## [YOUR TASK]
In the part of the listing that opens with the line containing "list UI elements" and closes with the line containing "manuscript-line: saw a", replace "stain" with "ink blot" and return those lines with nothing else altered. Leave the pictures out.

## [ENTRIES SHOWN]
★ ★ ★ ★ ★ ★ ★
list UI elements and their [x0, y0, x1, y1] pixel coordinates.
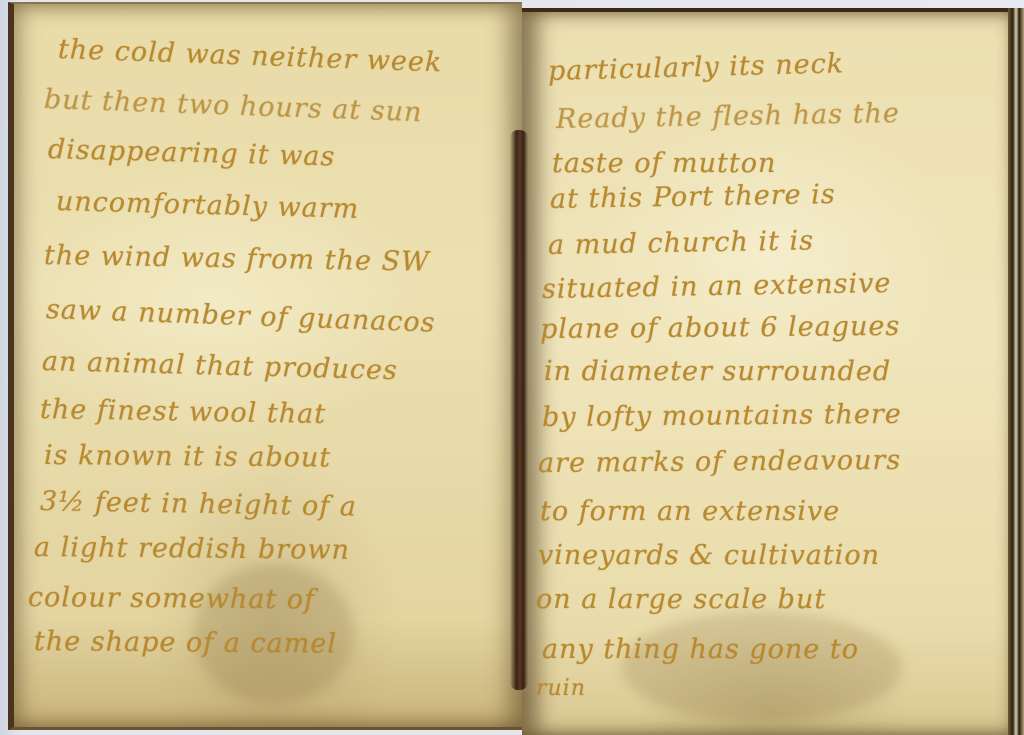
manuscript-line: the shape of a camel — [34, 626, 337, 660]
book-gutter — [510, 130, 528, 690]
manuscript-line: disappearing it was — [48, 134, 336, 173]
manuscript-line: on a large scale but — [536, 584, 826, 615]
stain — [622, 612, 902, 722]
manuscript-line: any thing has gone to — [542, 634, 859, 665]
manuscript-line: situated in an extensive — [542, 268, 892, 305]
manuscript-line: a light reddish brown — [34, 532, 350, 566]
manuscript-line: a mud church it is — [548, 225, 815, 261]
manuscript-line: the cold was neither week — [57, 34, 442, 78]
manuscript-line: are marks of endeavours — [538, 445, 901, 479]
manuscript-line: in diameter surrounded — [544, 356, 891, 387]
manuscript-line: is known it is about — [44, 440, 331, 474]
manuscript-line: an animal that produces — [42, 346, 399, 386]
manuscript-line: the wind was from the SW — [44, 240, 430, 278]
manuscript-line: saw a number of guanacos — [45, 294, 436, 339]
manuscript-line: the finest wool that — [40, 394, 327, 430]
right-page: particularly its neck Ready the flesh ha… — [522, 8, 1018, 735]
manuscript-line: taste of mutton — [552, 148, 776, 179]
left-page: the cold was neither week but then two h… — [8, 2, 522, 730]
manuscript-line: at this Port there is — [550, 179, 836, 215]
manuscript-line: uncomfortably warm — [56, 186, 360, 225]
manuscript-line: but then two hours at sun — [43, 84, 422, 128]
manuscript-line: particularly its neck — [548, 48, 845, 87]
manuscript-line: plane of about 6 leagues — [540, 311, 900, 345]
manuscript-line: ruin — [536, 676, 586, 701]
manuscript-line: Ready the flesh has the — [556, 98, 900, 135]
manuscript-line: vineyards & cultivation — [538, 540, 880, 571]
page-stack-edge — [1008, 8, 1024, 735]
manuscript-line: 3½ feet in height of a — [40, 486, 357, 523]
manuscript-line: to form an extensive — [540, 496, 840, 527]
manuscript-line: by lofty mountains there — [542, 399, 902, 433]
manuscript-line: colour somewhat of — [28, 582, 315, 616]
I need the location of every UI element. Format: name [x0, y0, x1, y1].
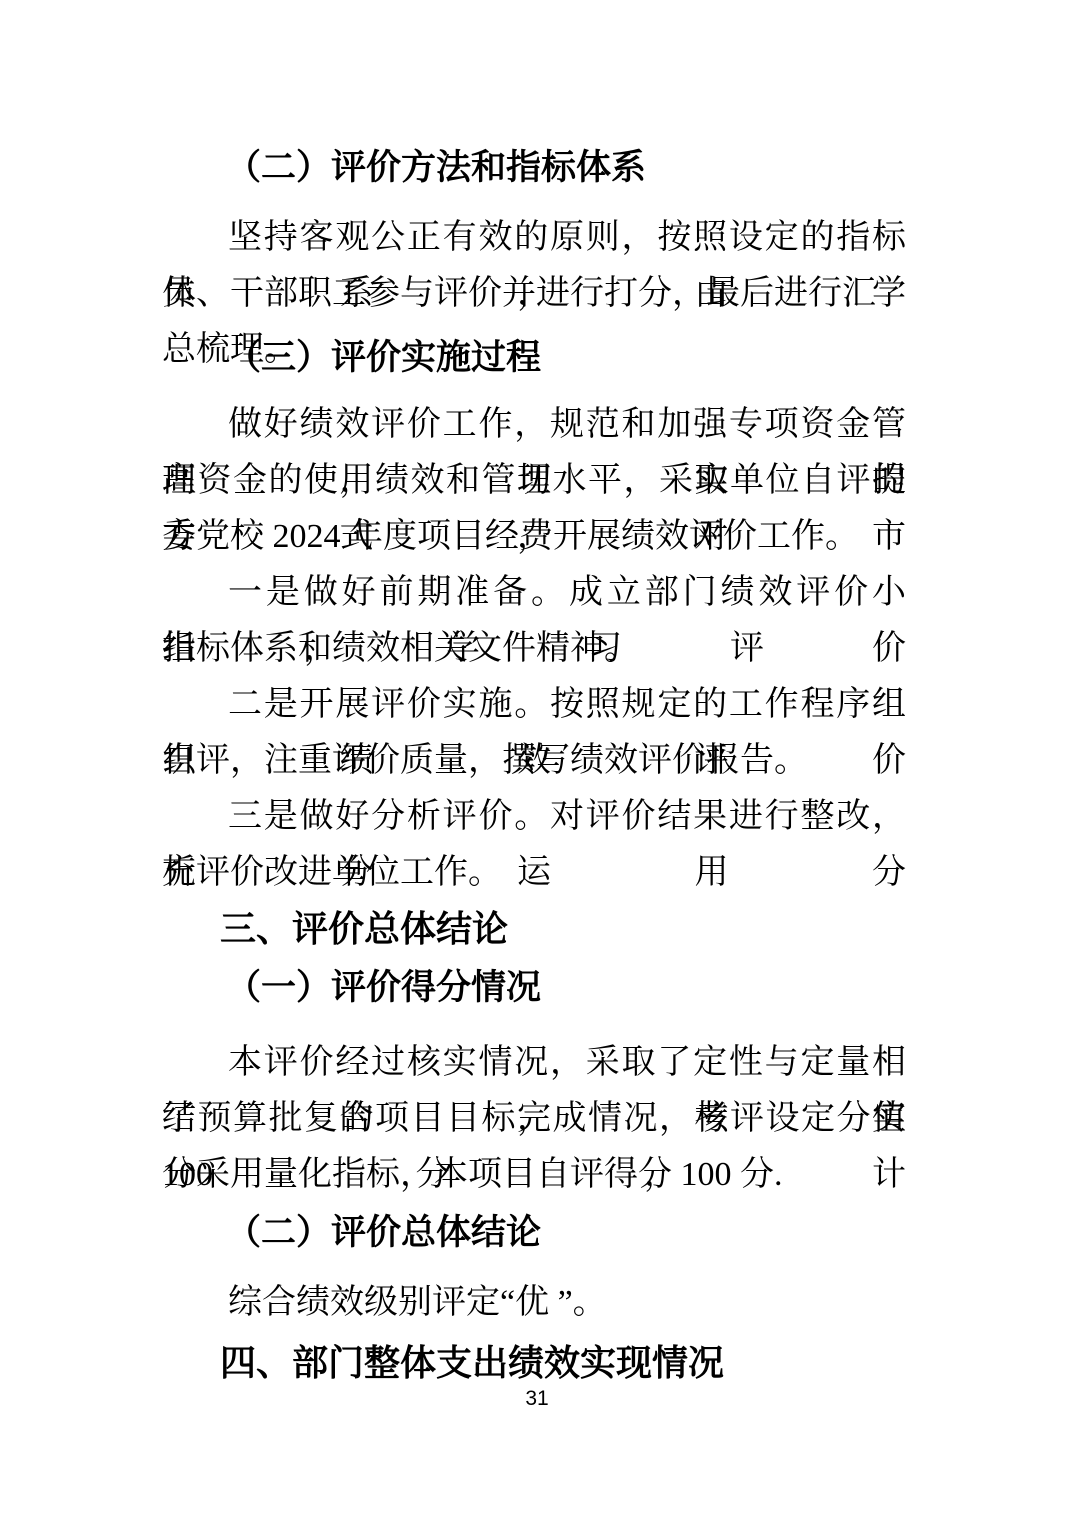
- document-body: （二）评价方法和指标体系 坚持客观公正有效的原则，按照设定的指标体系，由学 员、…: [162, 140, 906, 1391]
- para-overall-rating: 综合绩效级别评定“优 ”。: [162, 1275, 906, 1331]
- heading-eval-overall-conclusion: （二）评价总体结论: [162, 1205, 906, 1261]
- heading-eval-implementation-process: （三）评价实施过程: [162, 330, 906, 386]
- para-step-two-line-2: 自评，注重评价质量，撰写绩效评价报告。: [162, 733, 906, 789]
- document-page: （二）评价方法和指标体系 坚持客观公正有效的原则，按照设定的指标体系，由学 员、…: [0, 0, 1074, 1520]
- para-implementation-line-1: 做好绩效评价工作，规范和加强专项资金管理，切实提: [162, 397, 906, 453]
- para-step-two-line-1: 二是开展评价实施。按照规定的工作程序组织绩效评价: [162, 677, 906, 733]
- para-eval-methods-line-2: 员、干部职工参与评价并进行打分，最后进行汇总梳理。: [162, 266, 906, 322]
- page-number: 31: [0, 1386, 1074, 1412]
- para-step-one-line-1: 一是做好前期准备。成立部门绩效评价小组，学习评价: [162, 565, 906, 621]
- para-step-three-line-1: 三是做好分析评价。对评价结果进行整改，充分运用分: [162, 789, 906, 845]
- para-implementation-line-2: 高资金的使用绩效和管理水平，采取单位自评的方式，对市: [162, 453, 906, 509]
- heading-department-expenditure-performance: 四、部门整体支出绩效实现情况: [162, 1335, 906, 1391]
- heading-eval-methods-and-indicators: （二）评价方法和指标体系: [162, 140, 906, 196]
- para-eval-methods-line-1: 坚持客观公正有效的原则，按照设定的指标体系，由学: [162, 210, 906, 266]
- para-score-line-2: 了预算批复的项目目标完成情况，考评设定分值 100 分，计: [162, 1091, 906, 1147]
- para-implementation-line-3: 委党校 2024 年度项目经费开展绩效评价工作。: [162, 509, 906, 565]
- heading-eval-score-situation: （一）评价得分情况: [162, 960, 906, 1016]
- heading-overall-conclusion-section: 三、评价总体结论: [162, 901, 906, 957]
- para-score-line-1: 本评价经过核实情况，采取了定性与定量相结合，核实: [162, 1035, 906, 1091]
★ ★ ★ ★ ★ ★ ★
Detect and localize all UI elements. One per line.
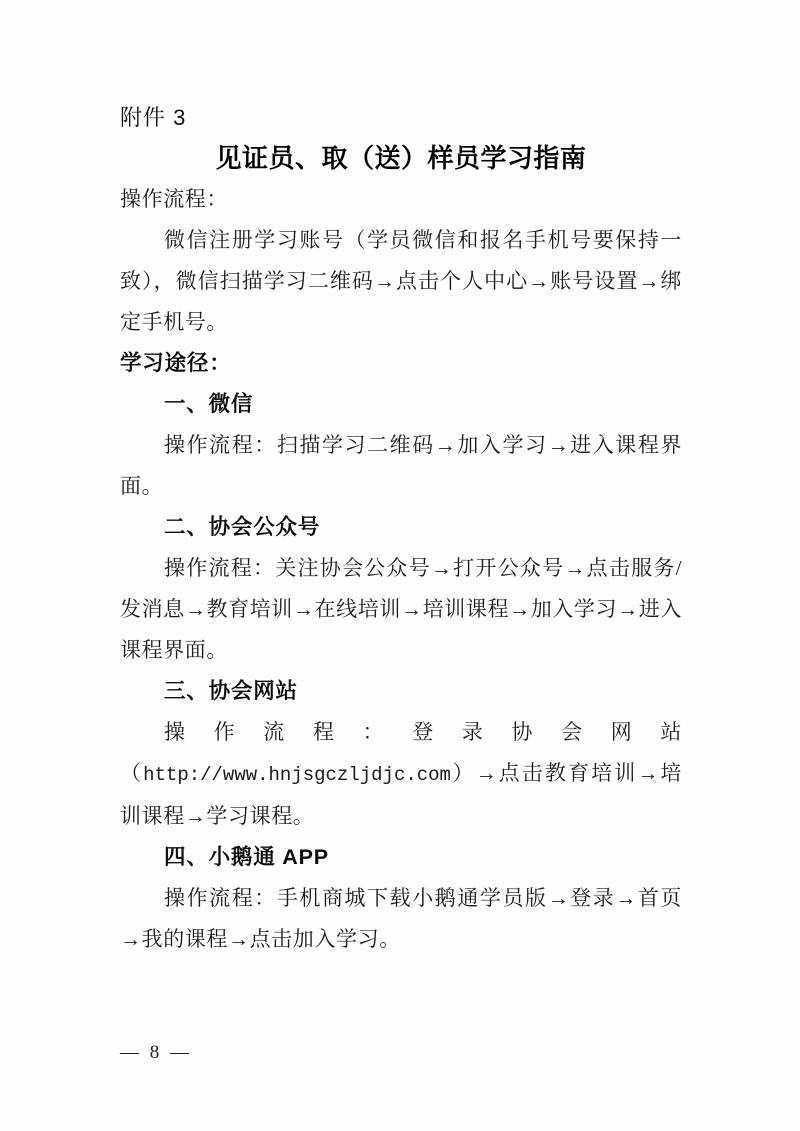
★ ★ ★ ★ ★ ★ ★
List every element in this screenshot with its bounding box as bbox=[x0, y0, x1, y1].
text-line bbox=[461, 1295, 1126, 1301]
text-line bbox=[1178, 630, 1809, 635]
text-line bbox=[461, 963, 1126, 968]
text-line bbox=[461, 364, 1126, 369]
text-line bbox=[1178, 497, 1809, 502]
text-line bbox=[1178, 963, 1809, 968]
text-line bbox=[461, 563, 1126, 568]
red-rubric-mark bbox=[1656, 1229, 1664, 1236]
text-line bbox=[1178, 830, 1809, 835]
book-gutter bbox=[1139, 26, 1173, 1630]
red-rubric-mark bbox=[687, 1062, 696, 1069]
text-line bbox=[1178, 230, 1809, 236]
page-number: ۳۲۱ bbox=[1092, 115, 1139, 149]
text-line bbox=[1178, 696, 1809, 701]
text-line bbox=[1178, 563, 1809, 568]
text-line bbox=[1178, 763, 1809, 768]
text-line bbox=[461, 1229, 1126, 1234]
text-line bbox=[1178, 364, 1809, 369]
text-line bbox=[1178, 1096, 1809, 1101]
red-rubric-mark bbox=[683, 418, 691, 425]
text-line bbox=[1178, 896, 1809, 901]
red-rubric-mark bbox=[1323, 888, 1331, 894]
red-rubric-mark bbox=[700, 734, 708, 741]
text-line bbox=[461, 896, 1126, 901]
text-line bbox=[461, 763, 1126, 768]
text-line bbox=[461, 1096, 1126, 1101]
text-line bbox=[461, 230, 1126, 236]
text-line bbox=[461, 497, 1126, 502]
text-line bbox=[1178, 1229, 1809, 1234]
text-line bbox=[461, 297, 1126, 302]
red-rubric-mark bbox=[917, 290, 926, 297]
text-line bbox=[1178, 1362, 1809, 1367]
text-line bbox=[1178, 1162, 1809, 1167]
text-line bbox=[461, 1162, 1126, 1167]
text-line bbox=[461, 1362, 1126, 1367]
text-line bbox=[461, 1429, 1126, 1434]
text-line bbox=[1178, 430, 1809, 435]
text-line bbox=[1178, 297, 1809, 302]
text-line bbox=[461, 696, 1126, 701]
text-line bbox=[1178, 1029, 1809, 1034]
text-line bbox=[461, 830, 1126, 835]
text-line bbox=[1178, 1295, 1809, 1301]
★ ★ ★ ★ ★ ★ ★
## [RESPONSE]
list UI elements and their [x0, y0, x1, y1] pixel coordinates.
manuscript-line: the shape of a camel — [34, 626, 337, 660]
book-gutter — [510, 130, 528, 690]
manuscript-line: disappearing it was — [48, 134, 336, 173]
manuscript-line: on a large scale but — [536, 584, 826, 615]
ink blot — [622, 612, 902, 722]
manuscript-line: any thing has gone to — [542, 634, 859, 665]
manuscript-line: situated in an extensive — [542, 268, 892, 305]
manuscript-line: a light reddish brown — [34, 532, 350, 566]
manuscript-line: a mud church it is — [548, 225, 815, 261]
manuscript-line: the cold was neither week — [57, 34, 442, 78]
manuscript-line: are marks of endeavours — [538, 445, 901, 479]
manuscript-line: in diameter surrounded — [544, 356, 891, 387]
manuscript-line: is known it is about — [44, 440, 331, 474]
manuscript-line: an animal that produces — [42, 346, 399, 386]
manuscript-line: the wind was from the SW — [44, 240, 430, 278]
manuscript-line: saw a number of guanacos — [45, 294, 436, 339]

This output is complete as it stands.